## [SET TASK]
Pick out each line below containing "Electric".

Recorded data
......

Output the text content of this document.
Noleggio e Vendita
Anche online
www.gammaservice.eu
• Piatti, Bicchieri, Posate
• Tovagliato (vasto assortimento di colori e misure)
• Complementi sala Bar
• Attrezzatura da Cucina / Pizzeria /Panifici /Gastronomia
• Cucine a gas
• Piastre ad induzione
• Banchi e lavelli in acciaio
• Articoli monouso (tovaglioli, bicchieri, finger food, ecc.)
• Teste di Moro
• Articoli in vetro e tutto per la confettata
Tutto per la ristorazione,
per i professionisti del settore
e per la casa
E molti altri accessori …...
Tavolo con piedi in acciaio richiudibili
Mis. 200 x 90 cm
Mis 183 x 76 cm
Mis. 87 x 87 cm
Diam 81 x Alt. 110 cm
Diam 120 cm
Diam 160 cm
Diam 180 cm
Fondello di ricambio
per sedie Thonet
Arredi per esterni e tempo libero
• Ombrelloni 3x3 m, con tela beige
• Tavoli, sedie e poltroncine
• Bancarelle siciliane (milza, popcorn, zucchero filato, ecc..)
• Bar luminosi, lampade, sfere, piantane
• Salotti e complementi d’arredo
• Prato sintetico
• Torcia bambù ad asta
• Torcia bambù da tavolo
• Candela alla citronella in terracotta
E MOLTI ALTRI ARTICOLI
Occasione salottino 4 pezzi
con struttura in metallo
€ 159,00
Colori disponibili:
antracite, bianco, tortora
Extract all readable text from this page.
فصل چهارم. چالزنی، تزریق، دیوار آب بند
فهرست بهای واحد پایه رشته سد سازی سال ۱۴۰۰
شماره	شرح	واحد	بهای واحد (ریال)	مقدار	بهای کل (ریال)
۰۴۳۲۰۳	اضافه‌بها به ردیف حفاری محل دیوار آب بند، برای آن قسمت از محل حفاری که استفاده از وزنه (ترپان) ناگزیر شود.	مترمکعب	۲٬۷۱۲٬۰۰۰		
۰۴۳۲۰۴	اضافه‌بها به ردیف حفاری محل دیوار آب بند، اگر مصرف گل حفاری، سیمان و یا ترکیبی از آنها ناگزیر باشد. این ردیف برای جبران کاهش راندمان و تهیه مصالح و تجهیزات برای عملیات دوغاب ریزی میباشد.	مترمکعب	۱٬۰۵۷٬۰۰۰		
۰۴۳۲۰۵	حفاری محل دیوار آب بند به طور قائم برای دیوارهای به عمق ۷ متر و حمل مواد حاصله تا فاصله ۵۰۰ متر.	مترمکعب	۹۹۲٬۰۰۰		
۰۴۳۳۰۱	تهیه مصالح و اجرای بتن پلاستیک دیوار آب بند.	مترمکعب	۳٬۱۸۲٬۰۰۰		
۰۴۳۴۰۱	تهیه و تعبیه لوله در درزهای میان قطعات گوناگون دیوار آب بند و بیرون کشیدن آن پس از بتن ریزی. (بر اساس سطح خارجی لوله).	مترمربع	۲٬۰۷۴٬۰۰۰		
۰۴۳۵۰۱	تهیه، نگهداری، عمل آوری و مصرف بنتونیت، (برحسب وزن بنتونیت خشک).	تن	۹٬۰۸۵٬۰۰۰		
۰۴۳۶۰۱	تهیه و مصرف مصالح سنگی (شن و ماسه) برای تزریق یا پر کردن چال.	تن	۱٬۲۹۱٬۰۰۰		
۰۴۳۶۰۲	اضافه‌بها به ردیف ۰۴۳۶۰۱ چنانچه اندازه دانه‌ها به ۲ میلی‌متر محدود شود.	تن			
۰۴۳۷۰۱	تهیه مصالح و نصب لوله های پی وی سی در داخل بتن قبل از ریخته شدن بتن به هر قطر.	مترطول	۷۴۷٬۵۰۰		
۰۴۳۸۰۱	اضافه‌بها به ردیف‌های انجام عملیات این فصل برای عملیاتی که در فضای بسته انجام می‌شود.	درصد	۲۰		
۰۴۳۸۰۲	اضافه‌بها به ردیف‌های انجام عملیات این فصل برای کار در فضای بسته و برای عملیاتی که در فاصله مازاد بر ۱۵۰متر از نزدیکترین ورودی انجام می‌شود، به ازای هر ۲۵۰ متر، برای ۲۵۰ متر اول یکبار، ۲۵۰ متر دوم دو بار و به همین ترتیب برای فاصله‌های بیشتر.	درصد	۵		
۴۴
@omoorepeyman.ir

......

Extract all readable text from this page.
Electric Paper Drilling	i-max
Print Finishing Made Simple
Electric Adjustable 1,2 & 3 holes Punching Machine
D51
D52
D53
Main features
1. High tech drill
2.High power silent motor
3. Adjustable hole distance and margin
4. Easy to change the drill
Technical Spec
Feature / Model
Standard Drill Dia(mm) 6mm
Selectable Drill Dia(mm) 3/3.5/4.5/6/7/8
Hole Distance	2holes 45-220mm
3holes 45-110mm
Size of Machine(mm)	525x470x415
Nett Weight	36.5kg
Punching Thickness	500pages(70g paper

......

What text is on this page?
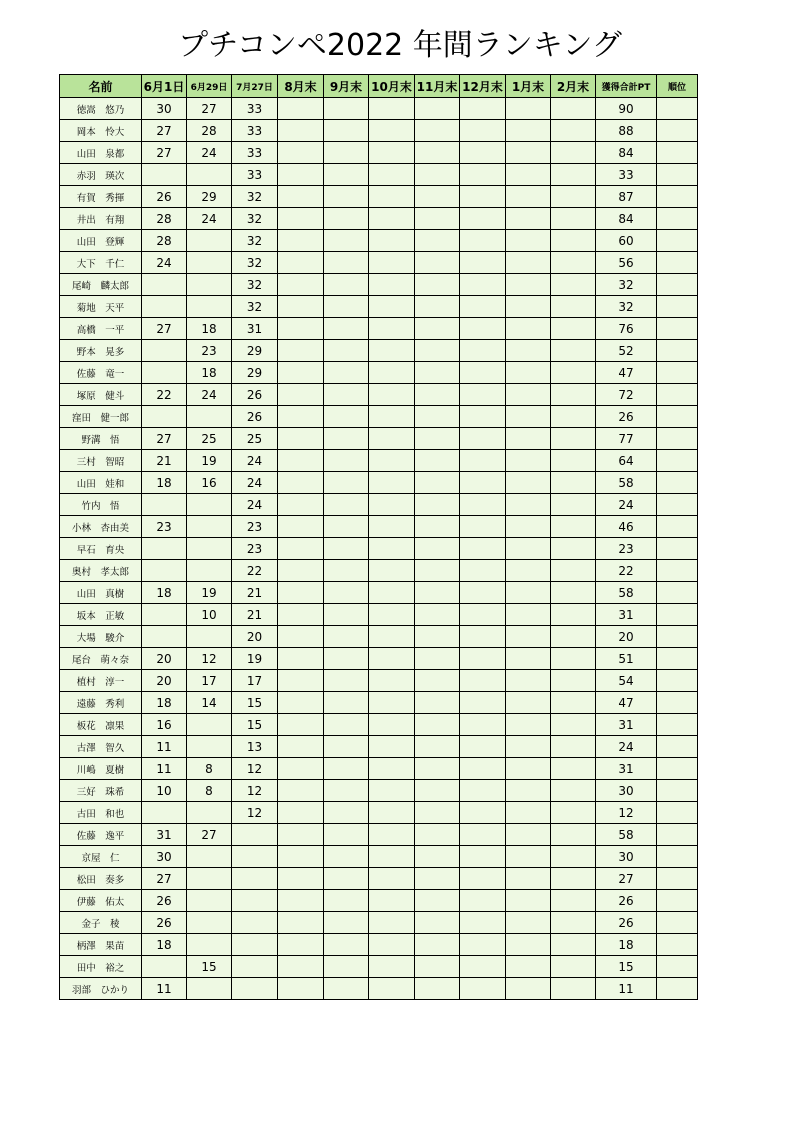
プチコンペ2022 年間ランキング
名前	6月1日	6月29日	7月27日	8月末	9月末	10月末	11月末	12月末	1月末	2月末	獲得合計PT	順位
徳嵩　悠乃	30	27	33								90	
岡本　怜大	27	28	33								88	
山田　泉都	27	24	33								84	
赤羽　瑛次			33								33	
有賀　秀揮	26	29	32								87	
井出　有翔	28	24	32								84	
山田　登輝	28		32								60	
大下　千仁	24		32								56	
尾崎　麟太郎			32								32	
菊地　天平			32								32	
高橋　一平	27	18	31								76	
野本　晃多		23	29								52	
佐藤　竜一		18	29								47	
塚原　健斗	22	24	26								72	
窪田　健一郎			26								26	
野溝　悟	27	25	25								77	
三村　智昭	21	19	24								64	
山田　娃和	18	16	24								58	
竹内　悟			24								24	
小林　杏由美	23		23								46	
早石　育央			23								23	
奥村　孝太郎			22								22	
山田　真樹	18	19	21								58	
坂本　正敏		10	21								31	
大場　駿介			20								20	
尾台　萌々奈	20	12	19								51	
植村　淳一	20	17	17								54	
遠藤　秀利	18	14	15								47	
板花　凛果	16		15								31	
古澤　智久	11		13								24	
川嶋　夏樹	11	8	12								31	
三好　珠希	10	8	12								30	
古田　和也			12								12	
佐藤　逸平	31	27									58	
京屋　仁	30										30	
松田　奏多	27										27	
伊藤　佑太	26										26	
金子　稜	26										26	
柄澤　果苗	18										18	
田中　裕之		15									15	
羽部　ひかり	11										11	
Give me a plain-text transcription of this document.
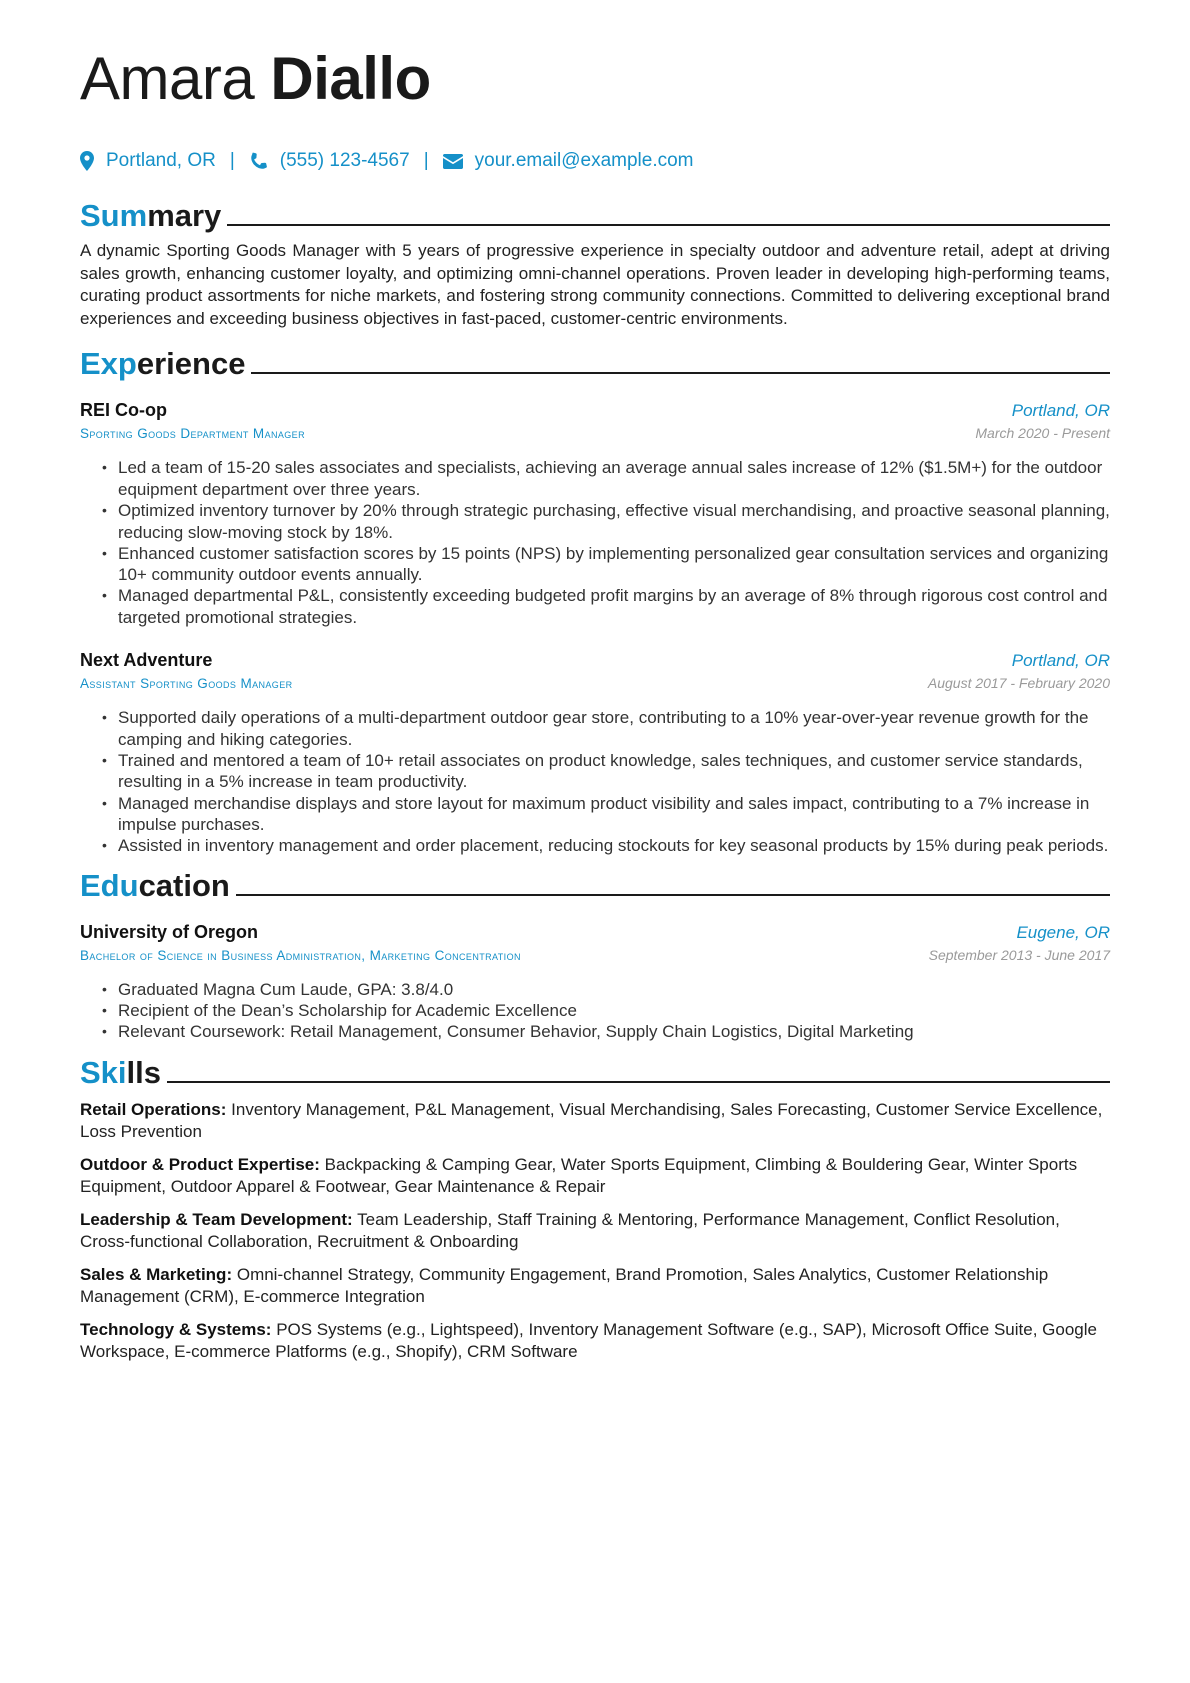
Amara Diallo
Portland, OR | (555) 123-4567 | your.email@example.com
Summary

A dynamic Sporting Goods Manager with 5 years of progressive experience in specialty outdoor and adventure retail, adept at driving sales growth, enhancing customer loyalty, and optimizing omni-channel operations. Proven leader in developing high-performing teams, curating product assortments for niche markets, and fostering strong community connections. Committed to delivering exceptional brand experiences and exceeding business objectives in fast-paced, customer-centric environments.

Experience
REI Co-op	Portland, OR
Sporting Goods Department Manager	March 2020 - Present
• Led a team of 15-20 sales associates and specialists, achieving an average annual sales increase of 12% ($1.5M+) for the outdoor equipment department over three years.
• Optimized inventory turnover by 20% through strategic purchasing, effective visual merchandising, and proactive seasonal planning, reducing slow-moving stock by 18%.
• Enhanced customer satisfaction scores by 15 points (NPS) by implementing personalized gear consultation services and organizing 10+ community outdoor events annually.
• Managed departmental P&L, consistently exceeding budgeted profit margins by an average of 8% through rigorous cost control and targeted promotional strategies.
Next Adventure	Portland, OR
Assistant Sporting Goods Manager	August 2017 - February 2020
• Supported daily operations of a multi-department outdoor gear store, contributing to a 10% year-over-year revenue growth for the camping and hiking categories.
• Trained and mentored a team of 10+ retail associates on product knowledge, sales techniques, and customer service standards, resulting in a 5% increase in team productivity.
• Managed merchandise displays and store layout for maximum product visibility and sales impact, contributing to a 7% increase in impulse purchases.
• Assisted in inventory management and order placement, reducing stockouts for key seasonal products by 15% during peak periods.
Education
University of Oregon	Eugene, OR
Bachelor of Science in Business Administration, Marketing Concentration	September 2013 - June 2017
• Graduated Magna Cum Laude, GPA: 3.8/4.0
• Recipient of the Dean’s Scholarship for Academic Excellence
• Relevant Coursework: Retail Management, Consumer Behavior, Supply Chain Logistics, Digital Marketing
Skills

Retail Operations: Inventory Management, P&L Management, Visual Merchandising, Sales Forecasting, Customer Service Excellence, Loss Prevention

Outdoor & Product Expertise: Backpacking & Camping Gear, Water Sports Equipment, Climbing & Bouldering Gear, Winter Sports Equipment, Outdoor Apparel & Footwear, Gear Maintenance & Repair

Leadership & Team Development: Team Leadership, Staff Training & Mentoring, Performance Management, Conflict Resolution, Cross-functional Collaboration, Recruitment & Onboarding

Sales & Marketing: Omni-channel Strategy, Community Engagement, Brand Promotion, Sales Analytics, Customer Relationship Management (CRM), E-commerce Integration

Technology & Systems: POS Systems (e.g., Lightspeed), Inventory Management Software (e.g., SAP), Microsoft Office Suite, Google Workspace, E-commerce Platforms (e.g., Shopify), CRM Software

......

## [FULL RESPONSE]
Electric Paper Drilling	i-max
Electric Adjustable 1,2 & 3 holes Punching Machine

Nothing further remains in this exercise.